**Description of the task:** Repeat word for word the passage of the tuning fork problem below, from "A tuning fork" up to and including "when not loaded?".

**Text:**
--*--

A tuning fork $A$, marked 512 Hz , produces 5 beats per second, where sounded with another unmarked tuning fork $B$. If $B$ is loaded with wax the number of beats is again 5 per second. What is the frequency of the tuning fork $B$ when not loaded?
Frequency of tuning fork $A$,
$$v_A=512 \mathrm{~Hz}$$
Probable frequency of tuning fork $B$,
$$v_B=v_A \pm 5=512 \pm 5=517 \text { or } 507 \mathrm{~Hz}$$
when $B$ is loaded, its frequency reduces.
If it is 517 Hz , it might reduced to 507 Hz given again a beat of 5 Hz .
If it is 507 Hz , reduction will always increase the beat frequency, hence $v_B=517 \mathrm{~Hz}$
The displacement of an elastic wave is given by the function $y=3 \sin \omega t+4 \cos \omega t$, where $y$ is in cm and $t$ is in second. Calculate the resultant amplitude.

--*--

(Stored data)
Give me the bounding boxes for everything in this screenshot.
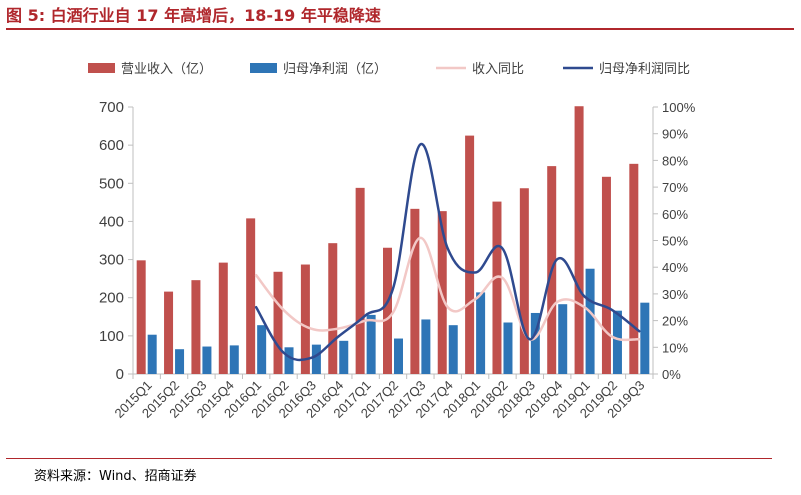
y2-tick-label: 50%: [662, 234, 688, 249]
profit-bar: [175, 349, 185, 374]
profit-bar: [366, 314, 376, 374]
revenue-bar: [136, 260, 146, 374]
profit-bar: [640, 302, 650, 374]
profit-bar: [202, 346, 212, 374]
y-tick-label: 500: [99, 175, 124, 192]
y-tick-label: 100: [99, 328, 124, 345]
revenue-bar: [273, 271, 283, 374]
profit-bar: [284, 347, 294, 374]
profit-bar: [421, 319, 431, 374]
revenue-bar: [629, 163, 639, 374]
legend-label: 营业收入（亿）: [121, 62, 212, 77]
y-tick-label: 0: [116, 366, 124, 383]
y-tick-label: 300: [99, 252, 124, 269]
chart-title: 图 5: 白酒行业自 17 年高增后，18-19 年平稳降速: [6, 6, 381, 25]
legend: 营业收入（亿） 归母净利润（亿） 收入同比 归母净利润同比: [88, 62, 690, 77]
revenue-bar: [300, 264, 310, 374]
revenue-bar: [246, 218, 256, 374]
profit-bar: [612, 310, 622, 374]
profit-bar: [147, 334, 157, 374]
y-tick-label: 200: [99, 290, 124, 307]
revenue-bar: [492, 201, 502, 374]
y2-tick-label: 90%: [662, 127, 688, 142]
lines: [254, 143, 641, 362]
y-tick-label: 400: [99, 213, 124, 230]
y2-tick-label: 80%: [662, 153, 688, 168]
revenue-bar: [218, 262, 228, 374]
y2-tick-label: 10%: [662, 340, 688, 355]
source-note: 资料来源：Wind、招商证券: [34, 469, 197, 484]
revenue-bar: [191, 280, 201, 374]
legend-label: 归母净利润（亿）: [283, 62, 387, 77]
title-divider: [6, 28, 794, 30]
profit-bar: [503, 322, 513, 374]
y2-tick-label: 60%: [662, 207, 688, 222]
revenue-bar: [601, 176, 611, 374]
legend-label: 归母净利润同比: [599, 62, 690, 77]
source-divider: [6, 458, 772, 459]
bars: [136, 106, 650, 374]
profit-yoy-line: [254, 143, 641, 362]
y2-tick-label: 40%: [662, 260, 688, 275]
legend-label: 收入同比: [472, 62, 524, 77]
y2-tick-label: 70%: [662, 180, 688, 195]
profit-bar: [585, 268, 595, 374]
revenue-bar: [355, 187, 365, 374]
revenue-bar: [164, 291, 174, 374]
y-tick-label: 600: [99, 137, 124, 154]
revenue-bar: [574, 106, 584, 374]
profit-bar: [448, 325, 458, 374]
profit-bar: [311, 344, 321, 374]
revenue-bar: [328, 243, 338, 374]
profit-bar: [476, 292, 486, 374]
revenue-bar: [410, 208, 420, 374]
y2-tick-label: 0%: [662, 367, 681, 382]
profit-bar: [229, 345, 239, 374]
revenue-bar: [383, 247, 392, 374]
profit-bar: [339, 340, 349, 374]
y-tick-label: 700: [99, 99, 124, 116]
y2-tick-label: 20%: [662, 314, 688, 329]
revenue-bar: [519, 188, 529, 374]
y2-tick-label: 30%: [662, 287, 688, 302]
revenue-bar: [465, 135, 475, 374]
y2-tick-label: 100%: [662, 100, 696, 115]
profit-bar: [558, 304, 568, 374]
revenue-yoy-line: [254, 236, 641, 342]
profit-bar: [530, 312, 540, 374]
legend-swatch: [250, 63, 277, 73]
legend-swatch: [88, 63, 115, 73]
profit-bar: [257, 325, 267, 374]
profit-bar: [394, 338, 403, 374]
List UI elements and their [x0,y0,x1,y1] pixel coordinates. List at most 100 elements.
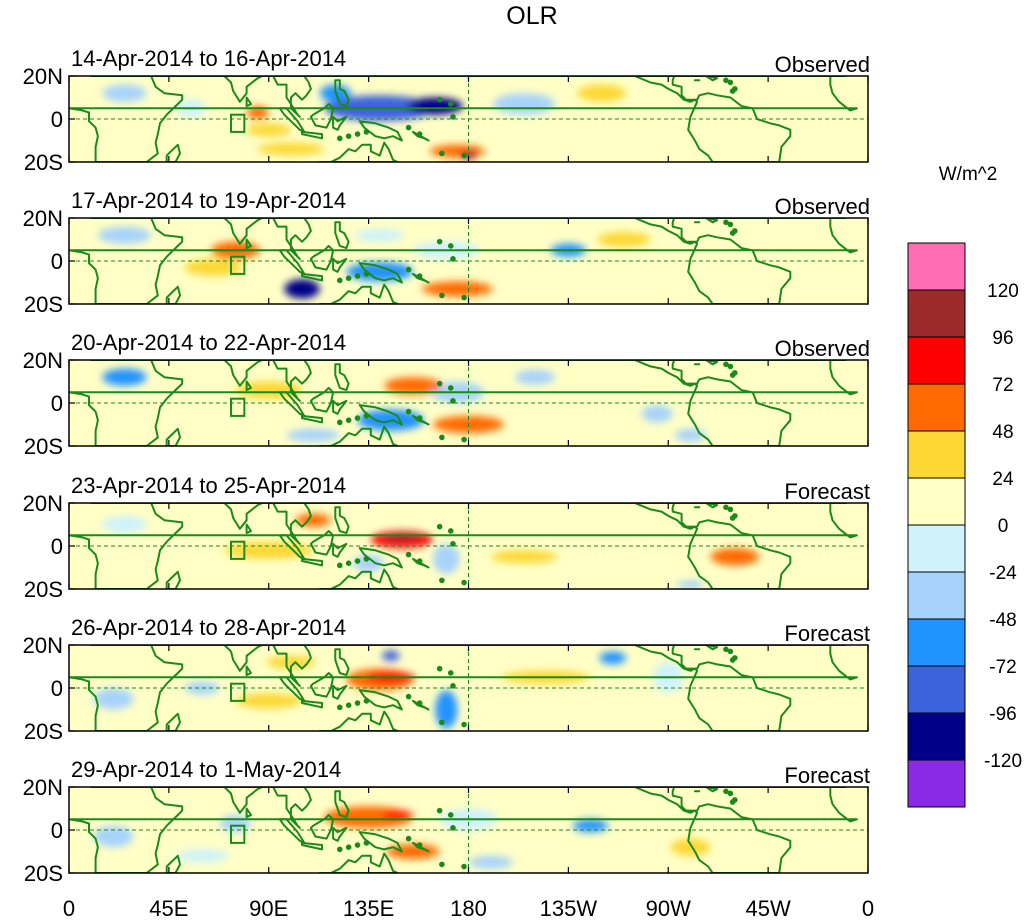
coastline [412,699,430,711]
coastline [309,386,335,413]
anomaly-field [69,787,858,873]
colorbar-tick-label: -48 [989,610,1016,631]
colorbar-swatch [907,383,966,432]
coastline [634,787,792,873]
coastline [332,115,348,131]
panel-date-range: 26-Apr-2014 to 28-Apr-2014 [71,615,346,640]
island [405,693,412,700]
y-tick-label: 20S [24,577,63,602]
island [354,842,361,848]
island [447,101,454,107]
coastline [272,787,312,829]
coastline [412,557,430,569]
anomaly-cell [246,123,291,137]
y-tick-label: 20S [24,719,63,744]
island [461,721,467,728]
island [336,419,343,426]
region-box [230,682,246,702]
island [345,844,352,851]
region-box [230,397,246,417]
coastline [634,503,792,589]
island [354,415,361,421]
anomaly-cell [386,843,440,860]
panel-date-range: 14-Apr-2014 to 16-Apr-2014 [71,46,346,71]
coastline [318,425,399,446]
coastline [334,790,350,819]
anomaly-cell [435,690,458,729]
coastline [272,218,312,260]
island [354,700,361,706]
anomaly-cell [381,810,414,820]
coastline [358,262,403,284]
anomaly-cell [572,819,609,833]
y-tick-label: 0 [51,107,63,132]
coastline [272,76,312,118]
anomaly-cell [284,279,320,299]
coastline [245,96,252,108]
y-tick-label: 20S [24,292,63,317]
panel-kind-label: Forecast [784,621,870,646]
x-tick-label: 135E [343,896,394,920]
anomaly-cell [246,106,269,120]
anomaly-cell [175,849,229,863]
island [727,648,734,655]
island [363,271,370,277]
anomaly-blobs [93,806,711,869]
island [354,273,361,279]
island [450,398,456,404]
island [416,131,423,137]
anomaly-field [69,645,858,731]
island [336,704,343,711]
panel-2: 20N 0 20S 17-Apr-2014 to 19-Apr-2014 Observe… [23,188,870,317]
island [727,79,734,86]
panel-date-range: 29-Apr-2014 to 1-May-2014 [71,757,341,782]
coastline [165,570,181,589]
coastline [332,684,348,700]
panel-date-range: 20-Apr-2014 to 22-Apr-2014 [71,330,346,355]
colorbar-tick-label: 0 [998,516,1009,537]
x-tick-label: 90E [249,896,288,920]
coastline [278,818,306,844]
y-tick-label: 20N [23,491,63,516]
island [439,292,445,299]
island [439,150,445,157]
y-tick-label: 20S [24,150,63,175]
island [436,238,443,245]
y-tick-label: 20N [23,348,63,373]
anomaly-cell [515,369,556,385]
y-tick-label: 20S [24,434,63,459]
island [336,277,343,284]
colorbar-swatch [907,759,966,808]
coastline [697,787,703,788]
coastline [69,218,858,304]
anomaly-field [69,360,858,446]
coastline [705,503,719,509]
coastline [412,414,430,426]
coastline [278,249,306,275]
y-tick-label: 0 [51,249,63,274]
island [416,415,423,421]
y-tick-label: 0 [51,391,63,416]
anomaly-cell [468,855,513,869]
colorbar-swatch [907,242,966,291]
island [436,523,443,530]
coastline [69,76,858,162]
coastline [272,503,312,545]
region-box [230,540,246,560]
island [450,541,456,547]
island [447,670,454,676]
y-tick-label: 0 [51,818,63,843]
coastline [301,557,323,567]
island [405,551,412,558]
colorbar-swatch [907,430,966,479]
coastline [332,257,348,273]
x-tick-label: 90W [646,896,691,920]
panel-kind-label: Forecast [784,763,870,788]
coastline [309,530,335,556]
panel-3: 20N 0 20S 20-Apr-2014 to 22-Apr-2014 Observe… [23,330,870,459]
anomaly-cell [710,548,760,566]
island [450,114,456,120]
island [729,799,736,805]
coastline [705,360,719,366]
island [416,842,423,848]
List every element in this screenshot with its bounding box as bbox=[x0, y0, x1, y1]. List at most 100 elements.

--*--

**Complete response:**
A tuning fork $A$, marked 512 Hz , produces 5 beats per second, where sounded with another unmarked tuning fork $B$. If $B$ is loaded with wax the number of beats is again 5 per second. What is the frequency of the tuning fork $B$ when not loaded?